§ Data supplied
------------------------------

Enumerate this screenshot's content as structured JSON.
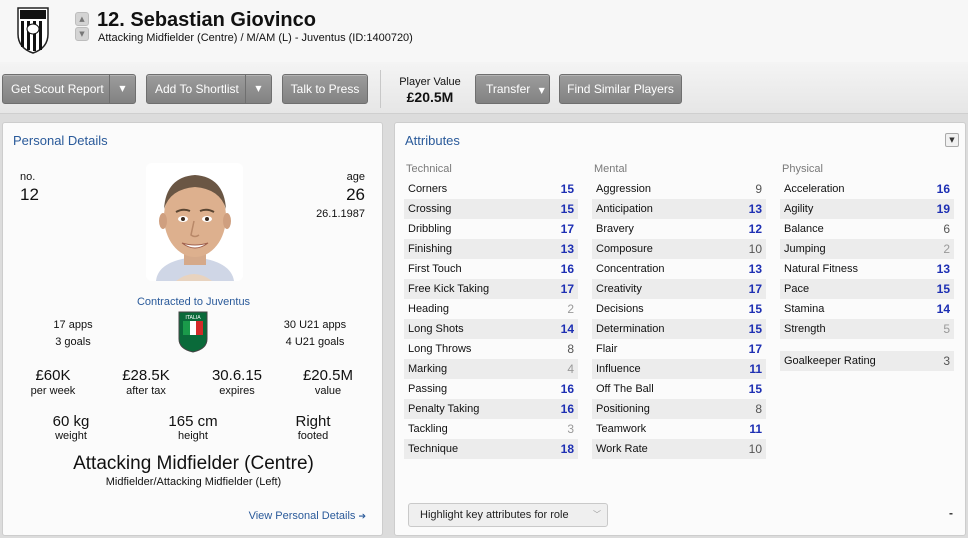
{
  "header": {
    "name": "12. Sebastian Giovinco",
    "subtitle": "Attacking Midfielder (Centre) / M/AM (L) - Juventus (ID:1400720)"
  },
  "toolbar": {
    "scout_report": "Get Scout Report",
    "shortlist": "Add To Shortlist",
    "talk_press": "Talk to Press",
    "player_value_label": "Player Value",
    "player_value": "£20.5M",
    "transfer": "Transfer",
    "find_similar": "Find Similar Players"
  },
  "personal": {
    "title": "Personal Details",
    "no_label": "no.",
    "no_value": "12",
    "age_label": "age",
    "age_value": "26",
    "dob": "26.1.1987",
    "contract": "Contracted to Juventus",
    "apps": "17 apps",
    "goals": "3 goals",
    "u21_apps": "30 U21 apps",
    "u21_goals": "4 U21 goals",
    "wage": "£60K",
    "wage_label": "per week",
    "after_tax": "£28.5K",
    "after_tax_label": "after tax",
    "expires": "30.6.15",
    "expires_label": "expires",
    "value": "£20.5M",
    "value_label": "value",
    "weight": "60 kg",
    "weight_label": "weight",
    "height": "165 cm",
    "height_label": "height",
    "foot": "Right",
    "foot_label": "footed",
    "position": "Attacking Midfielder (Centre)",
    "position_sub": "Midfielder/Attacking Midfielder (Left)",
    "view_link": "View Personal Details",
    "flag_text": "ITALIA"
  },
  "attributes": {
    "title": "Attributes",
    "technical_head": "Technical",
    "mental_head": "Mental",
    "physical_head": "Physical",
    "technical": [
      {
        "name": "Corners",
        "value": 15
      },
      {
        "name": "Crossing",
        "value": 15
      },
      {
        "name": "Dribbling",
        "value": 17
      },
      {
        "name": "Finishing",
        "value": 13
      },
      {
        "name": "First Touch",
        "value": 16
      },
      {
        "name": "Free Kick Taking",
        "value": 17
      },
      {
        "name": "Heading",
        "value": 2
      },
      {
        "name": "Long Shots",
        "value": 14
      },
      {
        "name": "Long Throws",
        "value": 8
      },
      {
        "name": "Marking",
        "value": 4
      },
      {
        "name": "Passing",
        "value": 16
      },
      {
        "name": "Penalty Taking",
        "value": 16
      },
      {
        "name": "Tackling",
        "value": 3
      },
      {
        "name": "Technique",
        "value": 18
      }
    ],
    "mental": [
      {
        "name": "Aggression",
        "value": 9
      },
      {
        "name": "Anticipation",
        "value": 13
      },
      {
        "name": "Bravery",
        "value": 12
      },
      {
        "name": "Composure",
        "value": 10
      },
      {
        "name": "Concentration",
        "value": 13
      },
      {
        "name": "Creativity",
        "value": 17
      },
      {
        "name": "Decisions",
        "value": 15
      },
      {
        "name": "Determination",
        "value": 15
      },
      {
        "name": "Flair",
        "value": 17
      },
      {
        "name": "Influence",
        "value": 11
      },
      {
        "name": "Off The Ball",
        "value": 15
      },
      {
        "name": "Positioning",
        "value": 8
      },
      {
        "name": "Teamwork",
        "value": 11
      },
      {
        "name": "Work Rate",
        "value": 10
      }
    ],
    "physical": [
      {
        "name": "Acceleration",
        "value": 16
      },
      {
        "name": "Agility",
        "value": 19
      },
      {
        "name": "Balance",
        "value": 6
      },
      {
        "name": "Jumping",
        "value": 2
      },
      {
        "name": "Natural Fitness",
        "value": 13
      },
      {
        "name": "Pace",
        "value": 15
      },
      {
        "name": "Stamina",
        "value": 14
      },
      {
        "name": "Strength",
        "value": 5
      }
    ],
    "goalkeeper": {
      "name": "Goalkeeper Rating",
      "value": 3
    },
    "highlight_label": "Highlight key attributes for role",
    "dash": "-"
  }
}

------------------------------

§ Exercise objective
Copy every line of the listing containing the string "Midfielder".

§ Result of the task
    "subtitle": "Attacking Midfielder (Centre) / M/AM (L) - Juventus (ID:1400720)"
    "position": "Attacking Midfielder (Centre)",
    "position_sub": "Midfielder/Attacking Midfielder (Left)",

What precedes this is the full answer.